Required task →
In the listing below, start at the line containing "Patent image size: (438, 828)." and stop after the line containing "The heat pipe 122 is at (105, 262).". Recast those lines as a Markdown table with the columns Row and Listing line, and leave out blank lines.

§

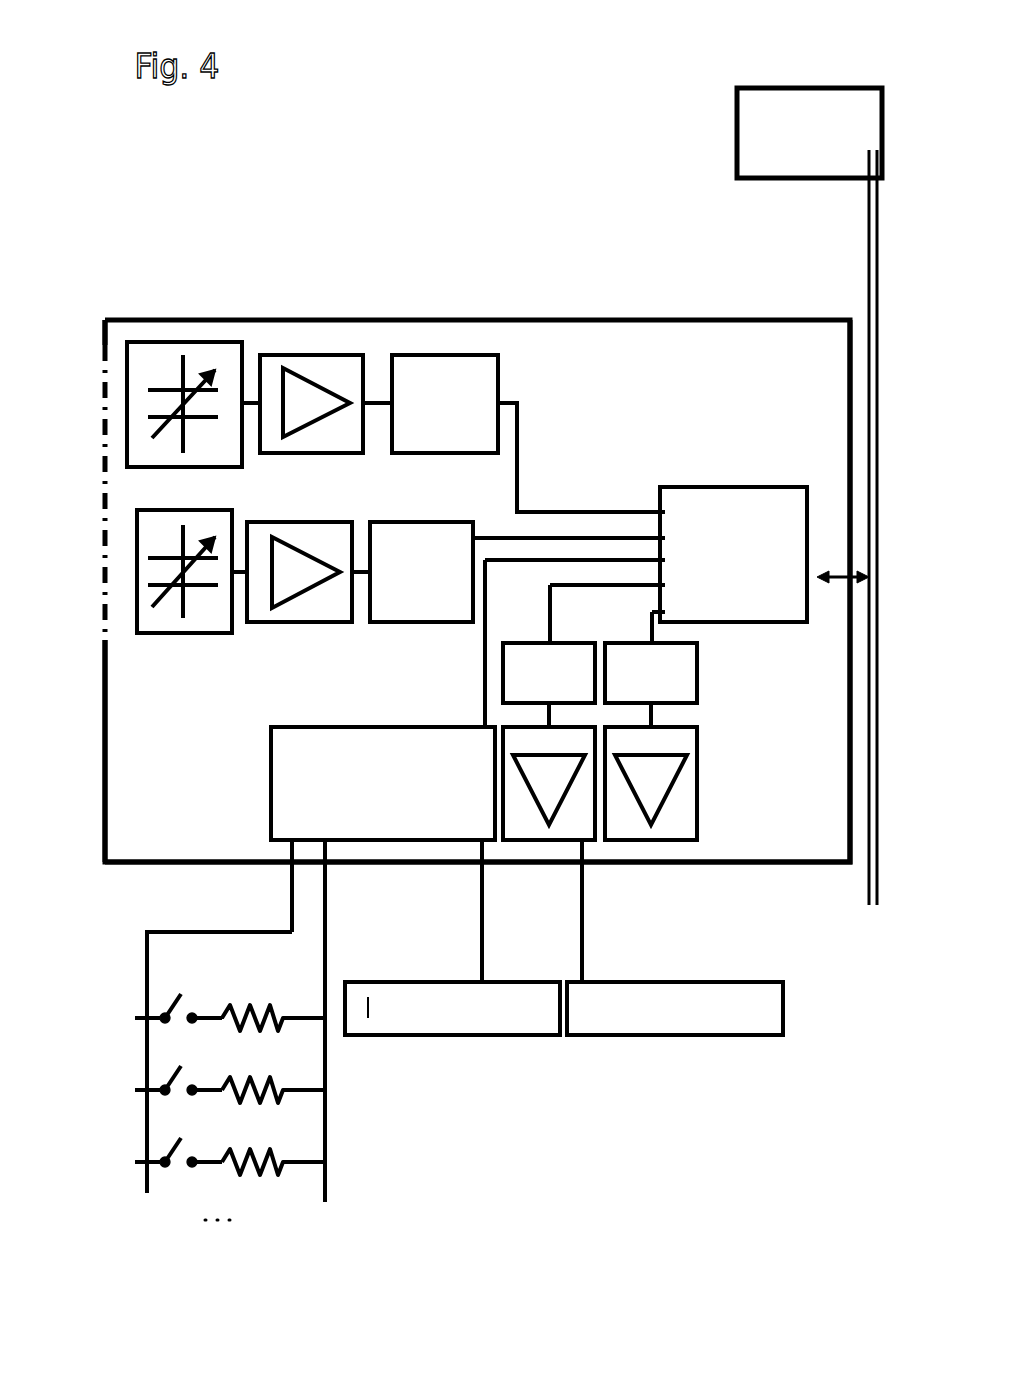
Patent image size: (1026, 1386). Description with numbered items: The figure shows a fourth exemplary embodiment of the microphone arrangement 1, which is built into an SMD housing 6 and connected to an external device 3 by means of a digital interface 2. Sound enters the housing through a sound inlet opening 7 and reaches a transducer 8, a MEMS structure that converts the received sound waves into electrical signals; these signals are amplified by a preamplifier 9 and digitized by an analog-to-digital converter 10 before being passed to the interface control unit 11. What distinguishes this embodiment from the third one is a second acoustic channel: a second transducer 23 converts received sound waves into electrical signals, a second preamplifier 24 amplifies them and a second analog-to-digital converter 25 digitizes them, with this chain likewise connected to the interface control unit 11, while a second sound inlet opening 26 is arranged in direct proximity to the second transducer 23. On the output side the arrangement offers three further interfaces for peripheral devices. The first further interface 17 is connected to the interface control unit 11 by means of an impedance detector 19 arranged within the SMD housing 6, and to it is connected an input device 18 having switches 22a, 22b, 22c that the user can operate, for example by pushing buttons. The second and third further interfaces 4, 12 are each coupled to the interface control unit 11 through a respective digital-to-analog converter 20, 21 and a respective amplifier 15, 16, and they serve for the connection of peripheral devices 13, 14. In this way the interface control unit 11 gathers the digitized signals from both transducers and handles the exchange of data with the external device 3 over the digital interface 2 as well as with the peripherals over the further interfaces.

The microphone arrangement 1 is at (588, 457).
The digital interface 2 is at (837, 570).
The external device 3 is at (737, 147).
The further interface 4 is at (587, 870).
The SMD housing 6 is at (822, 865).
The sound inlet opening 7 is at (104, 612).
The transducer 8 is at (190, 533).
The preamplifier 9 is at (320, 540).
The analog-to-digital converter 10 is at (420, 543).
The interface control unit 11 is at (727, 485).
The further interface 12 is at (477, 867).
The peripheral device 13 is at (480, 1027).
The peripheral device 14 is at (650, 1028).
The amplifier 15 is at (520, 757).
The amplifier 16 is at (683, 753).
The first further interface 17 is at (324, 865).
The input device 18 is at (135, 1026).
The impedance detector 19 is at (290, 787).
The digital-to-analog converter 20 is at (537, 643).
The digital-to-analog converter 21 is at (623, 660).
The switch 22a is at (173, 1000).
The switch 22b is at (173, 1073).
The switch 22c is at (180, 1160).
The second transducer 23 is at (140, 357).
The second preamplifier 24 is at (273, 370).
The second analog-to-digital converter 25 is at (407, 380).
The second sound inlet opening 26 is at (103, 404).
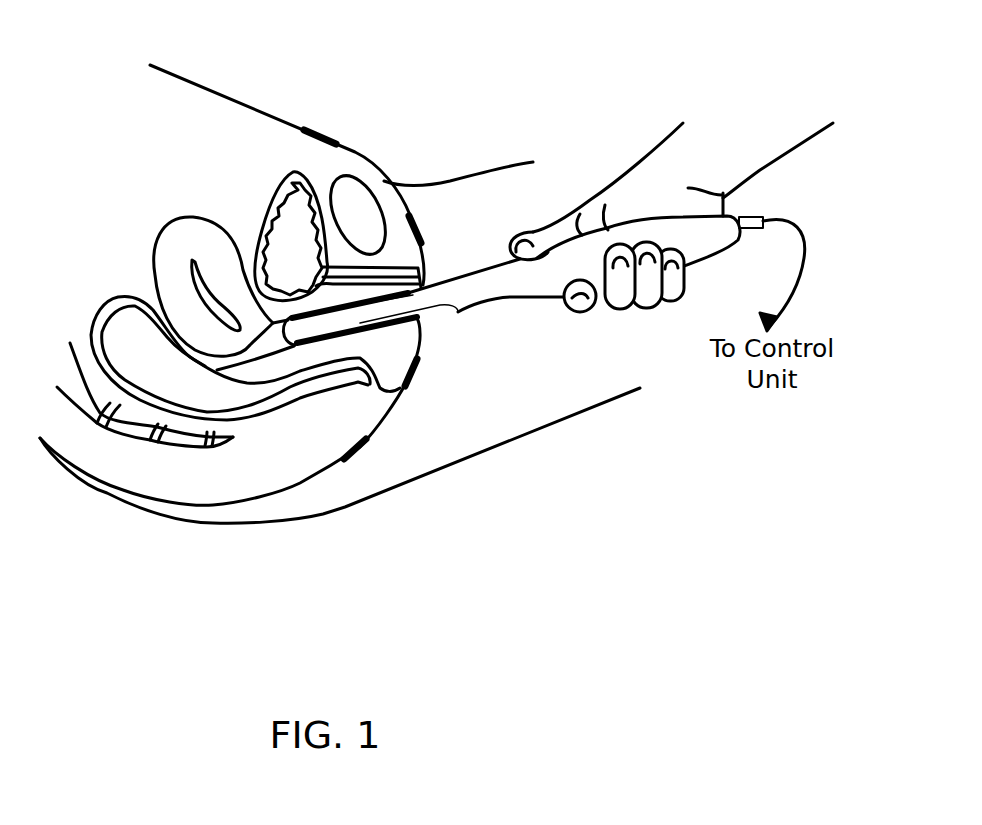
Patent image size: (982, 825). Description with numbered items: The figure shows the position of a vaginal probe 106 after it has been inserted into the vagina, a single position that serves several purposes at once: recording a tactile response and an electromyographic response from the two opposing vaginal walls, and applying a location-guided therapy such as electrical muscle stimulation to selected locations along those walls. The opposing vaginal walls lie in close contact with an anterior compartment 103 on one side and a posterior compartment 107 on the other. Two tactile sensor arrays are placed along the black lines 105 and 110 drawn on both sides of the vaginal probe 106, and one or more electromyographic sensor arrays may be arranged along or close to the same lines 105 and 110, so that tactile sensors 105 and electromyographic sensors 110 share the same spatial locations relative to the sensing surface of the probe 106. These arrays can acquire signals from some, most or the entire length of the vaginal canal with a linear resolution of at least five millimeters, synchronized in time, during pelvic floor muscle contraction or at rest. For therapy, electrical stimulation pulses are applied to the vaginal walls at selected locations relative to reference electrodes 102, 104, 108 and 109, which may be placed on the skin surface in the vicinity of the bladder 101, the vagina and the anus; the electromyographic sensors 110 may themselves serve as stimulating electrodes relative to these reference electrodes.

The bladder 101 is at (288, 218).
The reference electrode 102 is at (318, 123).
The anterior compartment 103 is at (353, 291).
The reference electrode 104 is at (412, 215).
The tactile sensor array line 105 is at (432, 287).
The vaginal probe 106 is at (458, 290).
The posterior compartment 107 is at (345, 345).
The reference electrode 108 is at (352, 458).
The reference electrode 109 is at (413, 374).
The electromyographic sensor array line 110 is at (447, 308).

§

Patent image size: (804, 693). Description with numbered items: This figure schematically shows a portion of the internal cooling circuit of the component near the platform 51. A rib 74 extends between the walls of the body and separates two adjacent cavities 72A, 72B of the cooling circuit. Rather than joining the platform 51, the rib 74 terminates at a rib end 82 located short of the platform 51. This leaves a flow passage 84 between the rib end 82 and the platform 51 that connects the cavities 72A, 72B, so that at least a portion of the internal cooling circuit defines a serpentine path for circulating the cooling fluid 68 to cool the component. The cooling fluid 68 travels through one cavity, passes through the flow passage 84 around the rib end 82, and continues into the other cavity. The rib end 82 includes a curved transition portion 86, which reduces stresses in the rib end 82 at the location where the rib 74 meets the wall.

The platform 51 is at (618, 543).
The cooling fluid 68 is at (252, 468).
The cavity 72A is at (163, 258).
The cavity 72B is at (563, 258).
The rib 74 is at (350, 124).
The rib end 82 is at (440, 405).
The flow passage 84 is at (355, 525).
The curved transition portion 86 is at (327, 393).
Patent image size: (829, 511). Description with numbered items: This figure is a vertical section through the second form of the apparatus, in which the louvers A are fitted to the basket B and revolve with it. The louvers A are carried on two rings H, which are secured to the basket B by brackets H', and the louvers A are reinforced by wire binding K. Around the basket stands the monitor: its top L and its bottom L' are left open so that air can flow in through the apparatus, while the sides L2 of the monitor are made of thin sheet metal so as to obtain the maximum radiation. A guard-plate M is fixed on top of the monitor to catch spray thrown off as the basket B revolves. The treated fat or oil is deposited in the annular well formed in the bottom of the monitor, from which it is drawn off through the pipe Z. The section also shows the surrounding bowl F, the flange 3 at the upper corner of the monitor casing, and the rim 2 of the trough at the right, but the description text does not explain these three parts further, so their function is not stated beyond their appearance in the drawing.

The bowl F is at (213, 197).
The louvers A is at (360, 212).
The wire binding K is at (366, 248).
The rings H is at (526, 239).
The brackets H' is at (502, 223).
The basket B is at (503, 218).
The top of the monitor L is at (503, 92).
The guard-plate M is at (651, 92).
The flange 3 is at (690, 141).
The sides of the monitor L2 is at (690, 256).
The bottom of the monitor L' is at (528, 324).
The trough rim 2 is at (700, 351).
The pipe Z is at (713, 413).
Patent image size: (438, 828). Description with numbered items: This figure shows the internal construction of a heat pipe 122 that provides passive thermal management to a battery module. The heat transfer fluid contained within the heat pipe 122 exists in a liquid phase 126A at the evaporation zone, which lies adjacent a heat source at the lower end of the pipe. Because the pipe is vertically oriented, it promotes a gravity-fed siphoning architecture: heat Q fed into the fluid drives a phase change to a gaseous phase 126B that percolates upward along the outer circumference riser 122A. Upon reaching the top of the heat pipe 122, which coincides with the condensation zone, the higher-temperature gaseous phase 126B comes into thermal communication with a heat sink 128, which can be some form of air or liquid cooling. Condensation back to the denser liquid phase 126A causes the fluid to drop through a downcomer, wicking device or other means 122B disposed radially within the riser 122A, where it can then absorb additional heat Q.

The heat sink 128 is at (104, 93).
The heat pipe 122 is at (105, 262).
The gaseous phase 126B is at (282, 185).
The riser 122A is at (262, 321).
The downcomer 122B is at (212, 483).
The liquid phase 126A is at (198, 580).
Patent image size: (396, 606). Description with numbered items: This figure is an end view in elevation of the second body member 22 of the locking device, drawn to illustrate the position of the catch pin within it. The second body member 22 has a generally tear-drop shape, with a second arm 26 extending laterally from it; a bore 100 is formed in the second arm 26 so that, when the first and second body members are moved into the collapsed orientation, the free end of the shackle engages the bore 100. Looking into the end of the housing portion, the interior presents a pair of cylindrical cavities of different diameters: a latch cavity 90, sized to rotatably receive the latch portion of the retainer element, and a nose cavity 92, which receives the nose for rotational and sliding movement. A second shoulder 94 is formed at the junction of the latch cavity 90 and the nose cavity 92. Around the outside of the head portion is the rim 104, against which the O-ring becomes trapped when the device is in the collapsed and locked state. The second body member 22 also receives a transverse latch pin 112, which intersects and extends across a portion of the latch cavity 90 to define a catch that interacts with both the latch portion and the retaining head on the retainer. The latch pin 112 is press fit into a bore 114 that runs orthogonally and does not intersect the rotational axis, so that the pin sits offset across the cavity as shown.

§

The result →
| Row | Listing line |
|---|---|
| 1 | Patent image size: (438, 828). Description with numbered items: This figure shows the internal construction of a heat pipe 122 that provides passive thermal management to a battery module. The heat transfer fluid contained within the heat pipe 122 exists in a liquid phase 126A at the evaporation zone, which lies adjacent a heat source at the lower end of the pipe. Because the pipe is vertically oriented, it promotes a gravity-fed siphoning architecture: heat Q fed into the fluid drives a phase change to a gaseous phase 126B that percolates upward along the outer circumference riser 122A. Upon reaching the top of the heat pipe 122, which coincides with the condensation zone, the higher-temperature gaseous phase 126B comes into thermal communication with a heat sink 128, which can be some form of air or liquid cooling. Condensation back to the denser liquid phase 126A causes the fluid to drop through a downcomer, wicking device or other means 122B disposed radially within the riser 122A, where it can then absorb additional heat Q. |
| 2 | The heat sink 128 is at (104, 93). |
| 3 | The heat pipe 122 is at (105, 262). |